Dataset entries
========================================================================

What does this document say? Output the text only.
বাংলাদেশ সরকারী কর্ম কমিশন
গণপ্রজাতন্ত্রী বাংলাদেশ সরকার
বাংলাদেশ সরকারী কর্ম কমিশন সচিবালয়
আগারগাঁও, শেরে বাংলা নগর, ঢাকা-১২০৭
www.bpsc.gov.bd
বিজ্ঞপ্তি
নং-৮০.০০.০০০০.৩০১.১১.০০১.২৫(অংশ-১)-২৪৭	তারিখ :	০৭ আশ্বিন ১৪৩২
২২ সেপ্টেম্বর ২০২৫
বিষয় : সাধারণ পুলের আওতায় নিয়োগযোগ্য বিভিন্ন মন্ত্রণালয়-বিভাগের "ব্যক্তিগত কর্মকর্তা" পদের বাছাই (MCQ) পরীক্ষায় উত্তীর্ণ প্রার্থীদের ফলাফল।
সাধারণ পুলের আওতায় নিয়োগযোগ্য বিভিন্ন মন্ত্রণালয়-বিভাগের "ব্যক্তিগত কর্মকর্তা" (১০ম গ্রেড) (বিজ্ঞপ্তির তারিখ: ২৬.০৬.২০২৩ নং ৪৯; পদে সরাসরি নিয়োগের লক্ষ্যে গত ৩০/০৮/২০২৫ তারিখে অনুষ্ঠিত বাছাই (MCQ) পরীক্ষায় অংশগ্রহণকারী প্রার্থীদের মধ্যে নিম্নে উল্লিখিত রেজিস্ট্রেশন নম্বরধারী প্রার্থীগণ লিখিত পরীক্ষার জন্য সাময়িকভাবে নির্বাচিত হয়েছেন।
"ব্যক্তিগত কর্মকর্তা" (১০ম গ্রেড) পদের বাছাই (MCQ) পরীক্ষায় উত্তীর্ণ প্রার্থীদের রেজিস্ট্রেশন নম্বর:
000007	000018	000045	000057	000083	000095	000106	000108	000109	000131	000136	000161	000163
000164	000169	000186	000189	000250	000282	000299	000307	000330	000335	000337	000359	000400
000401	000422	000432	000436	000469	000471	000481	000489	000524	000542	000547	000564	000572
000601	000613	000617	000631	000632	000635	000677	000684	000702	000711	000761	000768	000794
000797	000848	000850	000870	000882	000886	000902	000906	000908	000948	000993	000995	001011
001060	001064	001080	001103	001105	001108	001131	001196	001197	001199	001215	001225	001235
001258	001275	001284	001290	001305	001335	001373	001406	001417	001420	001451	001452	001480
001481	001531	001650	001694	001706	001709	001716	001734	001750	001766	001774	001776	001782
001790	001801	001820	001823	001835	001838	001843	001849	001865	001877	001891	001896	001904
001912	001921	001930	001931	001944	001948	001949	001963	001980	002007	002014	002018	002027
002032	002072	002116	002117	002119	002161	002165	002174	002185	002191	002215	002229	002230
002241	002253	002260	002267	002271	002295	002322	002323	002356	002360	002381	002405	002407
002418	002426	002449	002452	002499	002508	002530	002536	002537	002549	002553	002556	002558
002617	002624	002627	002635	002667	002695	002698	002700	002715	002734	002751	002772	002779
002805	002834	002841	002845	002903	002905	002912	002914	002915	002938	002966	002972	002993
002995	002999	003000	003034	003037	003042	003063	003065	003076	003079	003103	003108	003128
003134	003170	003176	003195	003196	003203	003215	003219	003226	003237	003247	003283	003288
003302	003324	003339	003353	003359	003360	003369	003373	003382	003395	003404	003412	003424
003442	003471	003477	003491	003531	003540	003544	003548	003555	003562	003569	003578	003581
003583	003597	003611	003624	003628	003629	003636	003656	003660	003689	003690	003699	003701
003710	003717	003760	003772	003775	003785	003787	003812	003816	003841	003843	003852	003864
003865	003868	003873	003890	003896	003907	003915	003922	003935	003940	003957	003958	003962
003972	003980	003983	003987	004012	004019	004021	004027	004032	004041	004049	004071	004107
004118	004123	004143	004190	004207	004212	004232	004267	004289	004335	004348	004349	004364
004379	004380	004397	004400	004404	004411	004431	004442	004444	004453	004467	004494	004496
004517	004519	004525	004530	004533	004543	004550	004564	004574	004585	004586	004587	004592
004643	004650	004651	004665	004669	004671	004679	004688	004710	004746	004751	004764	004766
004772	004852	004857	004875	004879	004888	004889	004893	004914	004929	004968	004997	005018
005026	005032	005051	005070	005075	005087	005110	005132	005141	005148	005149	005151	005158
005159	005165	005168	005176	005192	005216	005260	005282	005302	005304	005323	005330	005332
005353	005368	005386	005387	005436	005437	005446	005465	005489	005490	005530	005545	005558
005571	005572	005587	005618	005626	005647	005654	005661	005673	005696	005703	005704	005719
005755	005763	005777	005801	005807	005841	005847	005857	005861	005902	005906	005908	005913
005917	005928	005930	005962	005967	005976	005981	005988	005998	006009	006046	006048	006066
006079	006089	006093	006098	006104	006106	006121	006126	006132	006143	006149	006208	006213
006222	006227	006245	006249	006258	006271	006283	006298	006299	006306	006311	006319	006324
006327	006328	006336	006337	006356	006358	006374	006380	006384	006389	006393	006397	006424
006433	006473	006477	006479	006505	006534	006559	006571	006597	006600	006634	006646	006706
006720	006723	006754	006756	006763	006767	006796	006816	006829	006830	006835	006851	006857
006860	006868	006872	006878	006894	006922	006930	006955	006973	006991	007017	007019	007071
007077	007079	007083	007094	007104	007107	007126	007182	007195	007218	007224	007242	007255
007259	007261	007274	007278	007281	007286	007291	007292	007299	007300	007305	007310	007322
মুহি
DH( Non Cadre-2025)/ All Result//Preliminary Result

========================================================================

» **Short exercise**
Copy out all of the lines above exactly.

» **Solution to the exercise**
What does this document say? Output the text only.
বাংলাদেশ সরকারী কর্ম কমিশন
গণপ্রজাতন্ত্রী বাংলাদেশ সরকার
বাংলাদেশ সরকারী কর্ম কমিশন সচিবালয়
আগারগাঁও, শেরে বাংলা নগর, ঢাকা-১২০৭
www.bpsc.gov.bd
বিজ্ঞপ্তি
নং-৮০.০০.০০০০.৩০১.১১.০০১.২৫(অংশ-১)-২৪৭	তারিখ :	০৭ আশ্বিন ১৪৩২
২২ সেপ্টেম্বর ২০২৫
বিষয় : সাধারণ পুলের আওতায় নিয়োগযোগ্য বিভিন্ন মন্ত্রণালয়-বিভাগের "ব্যক্তিগত কর্মকর্তা" পদের বাছাই (MCQ) পরীক্ষায় উত্তীর্ণ প্রার্থীদের ফলাফল।
সাধারণ পুলের আওতায় নিয়োগযোগ্য বিভিন্ন মন্ত্রণালয়-বিভাগের "ব্যক্তিগত কর্মকর্তা" (১০ম গ্রেড) (বিজ্ঞপ্তির তারিখ: ২৬.০৬.২০২৩ নং ৪৯; পদে সরাসরি নিয়োগের লক্ষ্যে গত ৩০/০৮/২০২৫ তারিখে অনুষ্ঠিত বাছাই (MCQ) পরীক্ষায় অংশগ্রহণকারী প্রার্থীদের মধ্যে নিম্নে উল্লিখিত রেজিস্ট্রেশন নম্বরধারী প্রার্থীগণ লিখিত পরীক্ষার জন্য সাময়িকভাবে নির্বাচিত হয়েছেন।
"ব্যক্তিগত কর্মকর্তা" (১০ম গ্রেড) পদের বাছাই (MCQ) পরীক্ষায় উত্তীর্ণ প্রার্থীদের রেজিস্ট্রেশন নম্বর:
000007	000018	000045	000057	000083	000095	000106	000108	000109	000131	000136	000161	000163
000164	000169	000186	000189	000250	000282	000299	000307	000330	000335	000337	000359	000400
000401	000422	000432	000436	000469	000471	000481	000489	000524	000542	000547	000564	000572
000601	000613	000617	000631	000632	000635	000677	000684	000702	000711	000761	000768	000794
000797	000848	000850	000870	000882	000886	000902	000906	000908	000948	000993	000995	001011
001060	001064	001080	001103	001105	001108	001131	001196	001197	001199	001215	001225	001235
001258	001275	001284	001290	001305	001335	001373	001406	001417	001420	001451	001452	001480
001481	001531	001650	001694	001706	001709	001716	001734	001750	001766	001774	001776	001782
001790	001801	001820	001823	001835	001838	001843	001849	001865	001877	001891	001896	001904
001912	001921	001930	001931	001944	001948	001949	001963	001980	002007	002014	002018	002027
002032	002072	002116	002117	002119	002161	002165	002174	002185	002191	002215	002229	002230
002241	002253	002260	002267	002271	002295	002322	002323	002356	002360	002381	002405	002407
002418	002426	002449	002452	002499	002508	002530	002536	002537	002549	002553	002556	002558
002617	002624	002627	002635	002667	002695	002698	002700	002715	002734	002751	002772	002779
002805	002834	002841	002845	002903	002905	002912	002914	002915	002938	002966	002972	002993
002995	002999	003000	003034	003037	003042	003063	003065	003076	003079	003103	003108	003128
003134	003170	003176	003195	003196	003203	003215	003219	003226	003237	003247	003283	003288
003302	003324	003339	003353	003359	003360	003369	003373	003382	003395	003404	003412	003424
003442	003471	003477	003491	003531	003540	003544	003548	003555	003562	003569	003578	003581
003583	003597	003611	003624	003628	003629	003636	003656	003660	003689	003690	003699	003701
003710	003717	003760	003772	003775	003785	003787	003812	003816	003841	003843	003852	003864
003865	003868	003873	003890	003896	003907	003915	003922	003935	003940	003957	003958	003962
003972	003980	003983	003987	004012	004019	004021	004027	004032	004041	004049	004071	004107
004118	004123	004143	004190	004207	004212	004232	004267	004289	004335	004348	004349	004364
004379	004380	004397	004400	004404	004411	004431	004442	004444	004453	004467	004494	004496
004517	004519	004525	004530	004533	004543	004550	004564	004574	004585	004586	004587	004592
004643	004650	004651	004665	004669	004671	004679	004688	004710	004746	004751	004764	004766
004772	004852	004857	004875	004879	004888	004889	004893	004914	004929	004968	004997	005018
005026	005032	005051	005070	005075	005087	005110	005132	005141	005148	005149	005151	005158
005159	005165	005168	005176	005192	005216	005260	005282	005302	005304	005323	005330	005332
005353	005368	005386	005387	005436	005437	005446	005465	005489	005490	005530	005545	005558
005571	005572	005587	005618	005626	005647	005654	005661	005673	005696	005703	005704	005719
005755	005763	005777	005801	005807	005841	005847	005857	005861	005902	005906	005908	005913
005917	005928	005930	005962	005967	005976	005981	005988	005998	006009	006046	006048	006066
006079	006089	006093	006098	006104	006106	006121	006126	006132	006143	006149	006208	006213
006222	006227	006245	006249	006258	006271	006283	006298	006299	006306	006311	006319	006324
006327	006328	006336	006337	006356	006358	006374	006380	006384	006389	006393	006397	006424
006433	006473	006477	006479	006505	006534	006559	006571	006597	006600	006634	006646	006706
006720	006723	006754	006756	006763	006767	006796	006816	006829	006830	006835	006851	006857
006860	006868	006872	006878	006894	006922	006930	006955	006973	006991	007017	007019	007071
007077	007079	007083	007094	007104	007107	007126	007182	007195	007218	007224	007242	007255
007259	007261	007274	007278	007281	007286	007291	007292	007299	007300	007305	007310	007322
মুহি
DH( Non Cadre-2025)/ All Result//Preliminary Result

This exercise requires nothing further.